## REQUIREMENTS
Go through the material below and copy all lines with "ТОКН".

-- begin EXERCISE INPUTS --

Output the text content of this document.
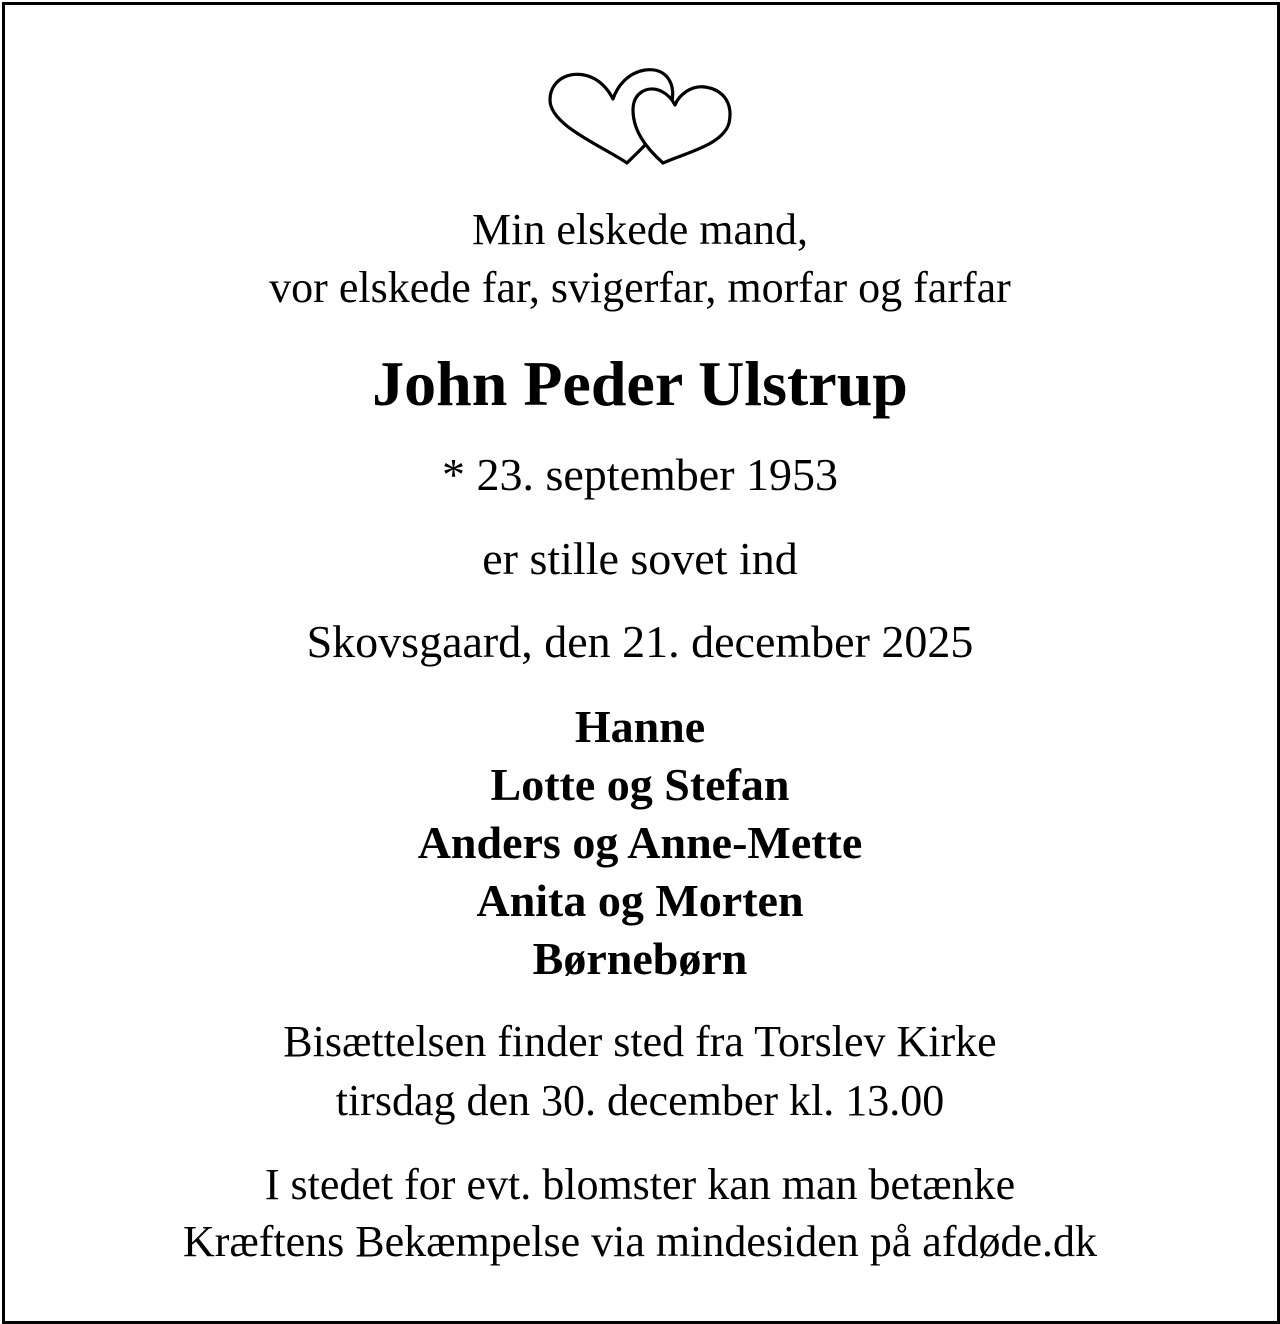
Min elskede mand,
vor elskede far, svigerfar, morfar og farfar
John Peder Ulstrup
* 23. september 1953
er stille sovet ind
Skovsgaard, den 21. december 2025
Hanne
Lotte og Stefan
Anders og Anne-Mette
Anita og Morten
Børnebørn
Bisættelsen finder sted fra Torslev Kirke
tirsdag den 30. december kl. 13.00
I stedet for evt. blomster kan man betænke
Kræftens Bekæmpelse via mindesiden på afdøde.dk
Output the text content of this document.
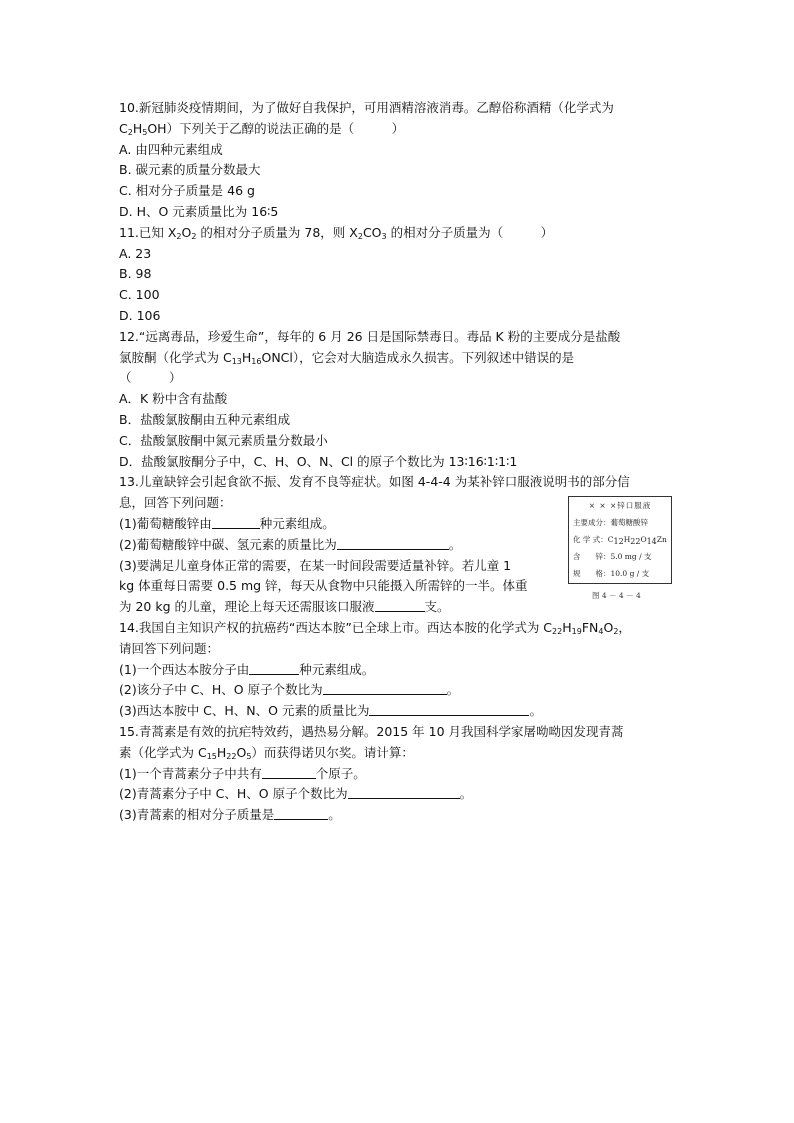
10.新冠肺炎疫情期间，为了做好自我保护，可用酒精溶液消毒。乙醇俗称酒精（化学式为

$C_2H_5OH$）下列关于乙醇的说法正确的是（　　　）

A. 由四种元素组成

B. 碳元素的质量分数最大

C. 相对分子质量是 46 g

D. H、O 元素质量比为 16∶5

11.已知 $X_2O_2$ 的相对分子质量为 78，则 $X_2CO_3$ 的相对分子质量为（　　　）

A. 23

B. 98

C. 100

D. 106

12.“远离毒品，珍爱生命”，每年的 6 月 26 日是国际禁毒日。毒品 K 粉的主要成分是盐酸

氯胺酮（化学式为 $C_{13}H_{16}ONCl$），它会对大脑造成永久损害。下列叙述中错误的是

（　　　）

A．K 粉中含有盐酸

B．盐酸氯胺酮由五种元素组成

C．盐酸氯胺酮中氮元素质量分数最小

D．盐酸氯胺酮分子中，C、H、O、N、Cl 的原子个数比为 13∶16∶1∶1∶1

13.儿童缺锌会引起食欲不振、发育不良等症状。如图 4-4-4 为某补锌口服液说明书的部分信

息，回答下列问题：

(1)葡萄糖酸锌由	种元素组成。

(2)葡萄糖酸锌中碳、氢元素的质量比为	。

(3)要满足儿童身体正常的需要，在某一时间段需要适量补锌。若儿童 1

kg 体重每日需要 0.5 mg 锌，每天从食物中只能摄入所需锌的一半。体重

为 20 kg 的儿童，理论上每天还需服该口服液	支。

14.我国自主知识产权的抗癌药“西达本胺”已全球上市。西达本胺的化学式为 $C_{22}H_{19}FN_4O_2$，

请回答下列问题：

(1)一个西达本胺分子由	种元素组成。

(2)该分子中 C、H、O 原子个数比为	。

(3)西达本胺中 C、H、N、O 元素的质量比为	。

15.青蒿素是有效的抗疟特效药，遇热易分解。2015 年 10 月我国科学家屠呦呦因发现青蒿

素（化学式为 $C_{15}H_{22}O_5$）而获得诺贝尔奖。请计算：

(1)一个青蒿素分子中共有	个原子。

(2)青蒿素分子中 C、H、O 原子个数比为	。

(3)青蒿素的相对分子质量是	。

× × ×锌口服液
主要成分：葡萄糖酸锌
化 学 式：$C_{12}H_{22}O_{14}Zn$
含　　锌：5.0 mg / 支
规　　格：10.0 g / 支
图 4 － 4 － 4
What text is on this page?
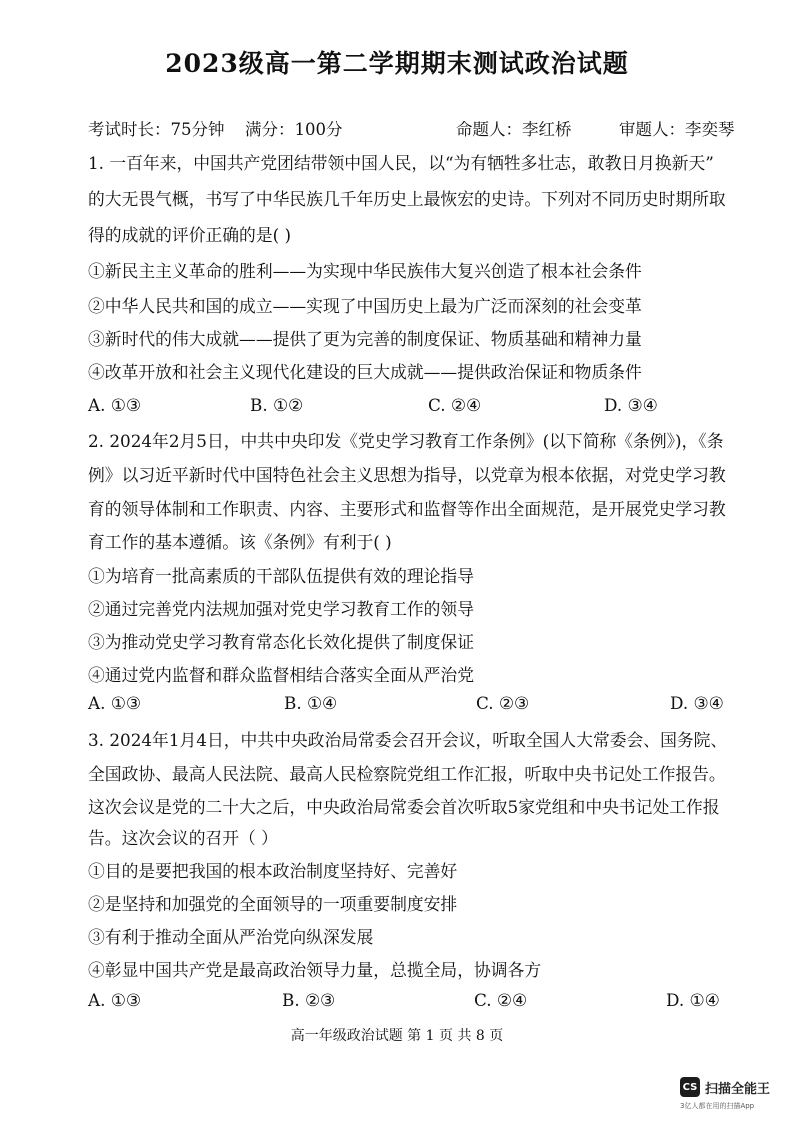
2023级高一第二学期期末测试政治试题
考试时长：75分钟 满分：100分	命题人：李红桥	审题人：李奕琴
1. 一百年来，中国共产党团结带领中国人民，以“为有牺牲多壮志，敢教日月换新天”
的大无畏气概，书写了中华民族几千年历史上最恢宏的史诗。下列对不同历史时期所取
得的成就的评价正确的是( )
①新民主主义革命的胜利——为实现中华民族伟大复兴创造了根本社会条件
②中华人民共和国的成立——实现了中国历史上最为广泛而深刻的社会变革
③新时代的伟大成就——提供了更为完善的制度保证、物质基础和精神力量
④改革开放和社会主义现代化建设的巨大成就——提供政治保证和物质条件
A. ①③	B. ①②	C. ②④	D. ③④
2. 2024年2月5日，中共中央印发《党史学习教育工作条例》(以下简称《条例》)，《条
例》以习近平新时代中国特色社会主义思想为指导，以党章为根本依据，对党史学习教
育的领导体制和工作职责、内容、主要形式和监督等作出全面规范，是开展党史学习教
育工作的基本遵循。该《条例》有利于( )
①为培育一批高素质的干部队伍提供有效的理论指导
②通过完善党内法规加强对党史学习教育工作的领导
③为推动党史学习教育常态化长效化提供了制度保证
④通过党内监督和群众监督相结合落实全面从严治党
A. ①③	B. ①④	C. ②③	D. ③④
3. 2024年1月4日，中共中央政治局常委会召开会议，听取全国人大常委会、国务院、
全国政协、最高人民法院、最高人民检察院党组工作汇报，听取中央书记处工作报告。
这次会议是党的二十大之后，中央政治局常委会首次听取5家党组和中央书记处工作报
告。这次会议的召开（ ）
①目的是要把我国的根本政治制度坚持好、完善好
②是坚持和加强党的全面领导的一项重要制度安排
③有利于推动全面从严治党向纵深发展
④彰显中国共产党是最高政治领导力量，总揽全局，协调各方
A. ①③	B. ②③	C. ②④	D. ①④
高一年级政治试题 第 1 页 共 8 页
CS 扫描全能王
3亿人都在用的扫描App
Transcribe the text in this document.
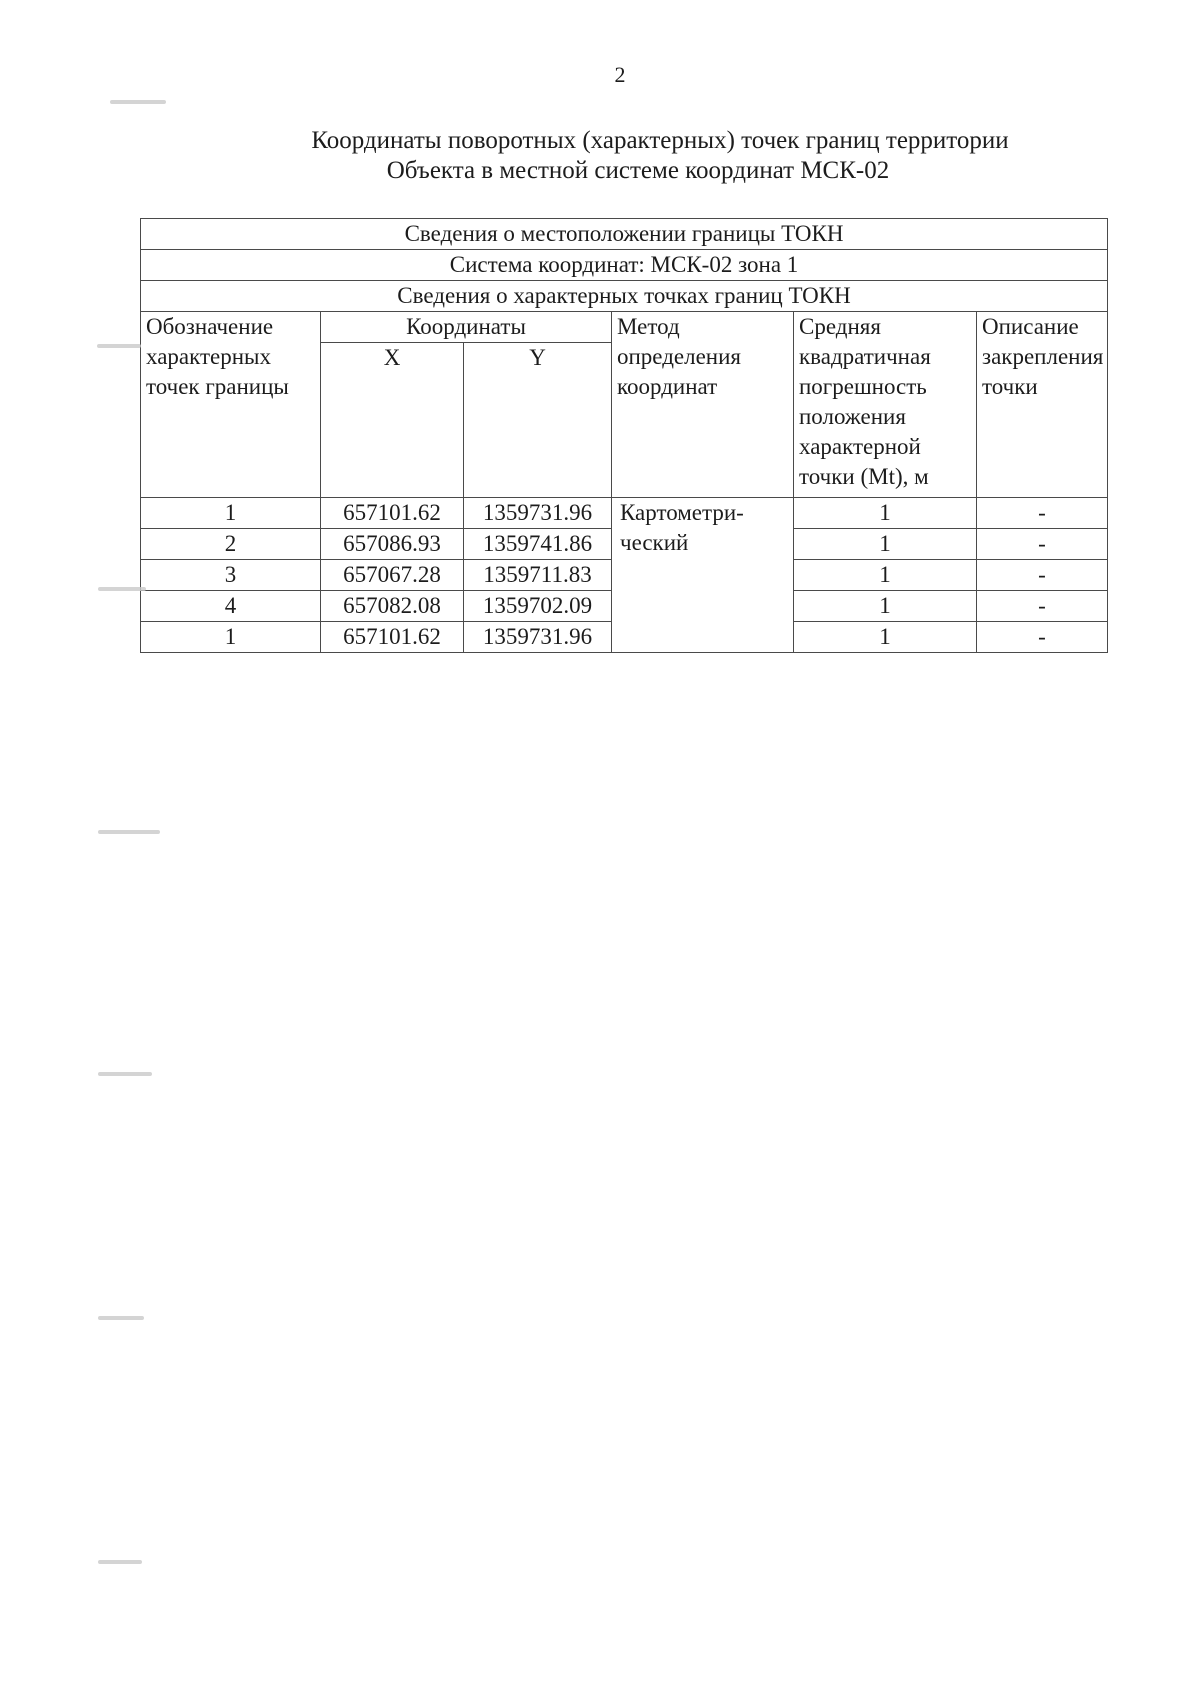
2
Координаты поворотных (характерных) точек границ территории
Объекта в местной системе координат МСК-02
Сведения о местоположении границы ТОКН					
Система координат: МСК-02 зона 1					
Сведения о характерных точках границ ТОКН					
Обозначение характерных точек границы	Координаты		Метод определения координат	Средняя квадратичная погрешность положения характерной точки (Mt), м	Описание закрепления точки
	X	Y			
1	657101.62	1359731.96	Картометри-ческий	1	-
2	657086.93	1359741.86		1	-
3	657067.28	1359711.83		1	-
4	657082.08	1359702.09		1	-
1	657101.62	1359731.96		1	-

-- end EXERCISE INPUTS --

## EXERCISE RESULT
Сведения о местоположении границы ТОКН					
Сведения о характерных точках границ ТОКН					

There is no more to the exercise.